PROBLEM DESCRIPTION. Wherever "срабатывания" appears in a line, list that line.

GIVEN INFORMATION.
::::

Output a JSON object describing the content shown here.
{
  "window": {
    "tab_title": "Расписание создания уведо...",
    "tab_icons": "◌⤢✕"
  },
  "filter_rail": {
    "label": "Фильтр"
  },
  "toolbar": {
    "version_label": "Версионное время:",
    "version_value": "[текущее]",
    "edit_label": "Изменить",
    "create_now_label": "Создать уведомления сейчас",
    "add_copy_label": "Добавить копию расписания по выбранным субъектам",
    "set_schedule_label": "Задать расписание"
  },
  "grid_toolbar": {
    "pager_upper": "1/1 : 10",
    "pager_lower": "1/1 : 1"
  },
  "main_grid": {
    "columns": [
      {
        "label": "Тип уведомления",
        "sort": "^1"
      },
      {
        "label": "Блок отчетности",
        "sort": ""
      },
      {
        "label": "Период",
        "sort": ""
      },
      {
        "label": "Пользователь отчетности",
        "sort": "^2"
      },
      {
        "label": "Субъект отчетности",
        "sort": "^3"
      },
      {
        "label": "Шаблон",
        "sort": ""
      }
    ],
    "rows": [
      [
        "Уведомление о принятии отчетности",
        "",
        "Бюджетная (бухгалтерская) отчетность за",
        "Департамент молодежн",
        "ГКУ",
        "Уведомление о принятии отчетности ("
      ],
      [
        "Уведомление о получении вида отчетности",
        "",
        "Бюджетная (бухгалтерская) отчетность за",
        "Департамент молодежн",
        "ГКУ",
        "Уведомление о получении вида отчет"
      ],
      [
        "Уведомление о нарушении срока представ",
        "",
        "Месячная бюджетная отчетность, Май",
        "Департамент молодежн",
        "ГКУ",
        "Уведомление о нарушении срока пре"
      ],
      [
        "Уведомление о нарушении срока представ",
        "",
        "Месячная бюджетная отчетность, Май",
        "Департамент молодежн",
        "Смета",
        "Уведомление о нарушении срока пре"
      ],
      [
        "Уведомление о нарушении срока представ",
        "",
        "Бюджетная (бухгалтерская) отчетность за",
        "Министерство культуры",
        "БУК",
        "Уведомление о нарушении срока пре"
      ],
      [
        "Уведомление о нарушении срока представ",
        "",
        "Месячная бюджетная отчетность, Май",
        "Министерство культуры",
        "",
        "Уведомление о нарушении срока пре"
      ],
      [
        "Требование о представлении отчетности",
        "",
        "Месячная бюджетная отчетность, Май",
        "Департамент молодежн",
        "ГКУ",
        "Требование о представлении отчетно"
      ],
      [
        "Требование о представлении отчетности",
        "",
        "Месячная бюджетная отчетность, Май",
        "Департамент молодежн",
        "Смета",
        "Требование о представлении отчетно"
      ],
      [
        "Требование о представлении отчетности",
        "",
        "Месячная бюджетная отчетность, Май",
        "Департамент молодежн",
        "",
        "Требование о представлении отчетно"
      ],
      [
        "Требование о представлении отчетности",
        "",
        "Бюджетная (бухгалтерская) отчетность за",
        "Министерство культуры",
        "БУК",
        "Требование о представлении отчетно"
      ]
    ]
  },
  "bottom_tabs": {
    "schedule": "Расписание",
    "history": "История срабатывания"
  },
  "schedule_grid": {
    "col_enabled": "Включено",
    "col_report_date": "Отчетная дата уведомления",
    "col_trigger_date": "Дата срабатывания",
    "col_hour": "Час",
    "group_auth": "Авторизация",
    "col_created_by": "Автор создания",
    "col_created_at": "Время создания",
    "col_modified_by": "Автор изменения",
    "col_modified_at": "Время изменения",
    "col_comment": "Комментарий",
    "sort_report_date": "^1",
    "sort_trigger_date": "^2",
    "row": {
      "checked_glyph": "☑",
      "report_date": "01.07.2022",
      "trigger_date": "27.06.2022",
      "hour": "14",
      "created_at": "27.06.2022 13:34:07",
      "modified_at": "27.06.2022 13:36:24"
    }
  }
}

::::

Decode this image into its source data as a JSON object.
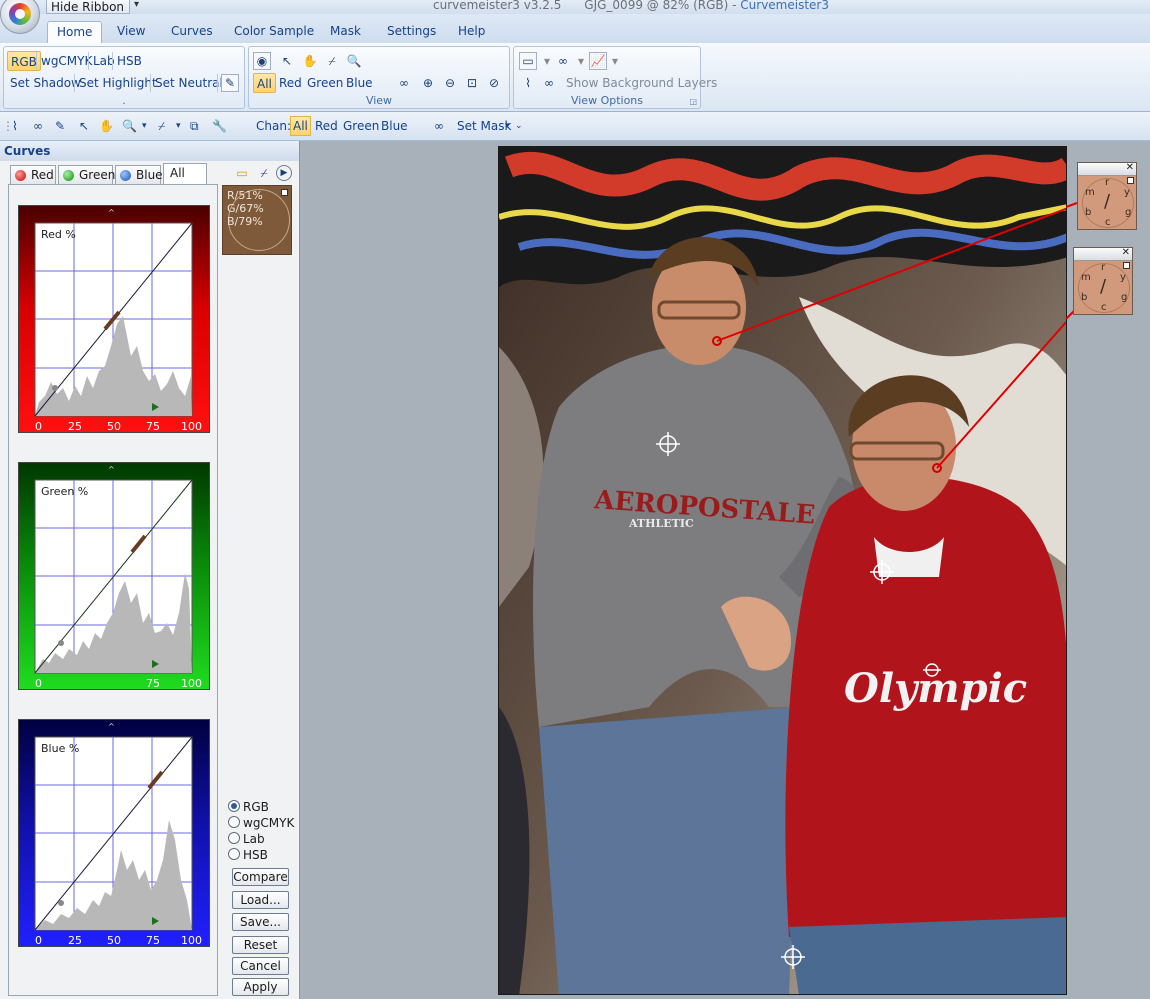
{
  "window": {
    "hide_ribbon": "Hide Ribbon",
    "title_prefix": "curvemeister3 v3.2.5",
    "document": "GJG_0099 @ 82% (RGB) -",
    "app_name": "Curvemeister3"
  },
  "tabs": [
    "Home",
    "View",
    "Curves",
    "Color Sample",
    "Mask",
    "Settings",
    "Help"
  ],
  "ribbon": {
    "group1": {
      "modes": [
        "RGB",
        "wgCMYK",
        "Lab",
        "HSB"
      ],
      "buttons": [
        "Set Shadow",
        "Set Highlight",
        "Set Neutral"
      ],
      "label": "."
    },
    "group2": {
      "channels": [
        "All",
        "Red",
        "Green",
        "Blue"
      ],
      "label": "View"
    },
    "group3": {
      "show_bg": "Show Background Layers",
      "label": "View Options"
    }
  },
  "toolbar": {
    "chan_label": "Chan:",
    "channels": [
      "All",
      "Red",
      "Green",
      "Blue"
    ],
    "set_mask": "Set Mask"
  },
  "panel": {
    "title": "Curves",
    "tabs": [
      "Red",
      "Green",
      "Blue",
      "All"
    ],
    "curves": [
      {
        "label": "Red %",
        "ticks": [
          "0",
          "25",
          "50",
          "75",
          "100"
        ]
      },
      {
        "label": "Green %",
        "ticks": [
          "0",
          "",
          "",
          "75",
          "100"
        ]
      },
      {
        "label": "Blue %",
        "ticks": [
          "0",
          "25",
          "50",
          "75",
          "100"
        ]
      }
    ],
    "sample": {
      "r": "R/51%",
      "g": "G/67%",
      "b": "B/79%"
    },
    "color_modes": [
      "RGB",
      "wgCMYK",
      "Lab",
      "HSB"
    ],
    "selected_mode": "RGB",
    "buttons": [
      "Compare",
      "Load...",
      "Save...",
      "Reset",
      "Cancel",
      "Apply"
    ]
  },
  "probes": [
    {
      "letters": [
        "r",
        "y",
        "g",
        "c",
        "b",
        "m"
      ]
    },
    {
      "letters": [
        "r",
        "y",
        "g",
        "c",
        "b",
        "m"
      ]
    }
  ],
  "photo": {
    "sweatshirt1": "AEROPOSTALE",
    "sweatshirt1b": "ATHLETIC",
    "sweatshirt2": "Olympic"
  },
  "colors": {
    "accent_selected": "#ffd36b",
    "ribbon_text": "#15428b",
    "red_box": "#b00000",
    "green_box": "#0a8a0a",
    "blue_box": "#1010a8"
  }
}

::::

OUTPUT FOR THIS TASK.
    "history": "История срабатывания"
    "col_trigger_date": "Дата срабатывания",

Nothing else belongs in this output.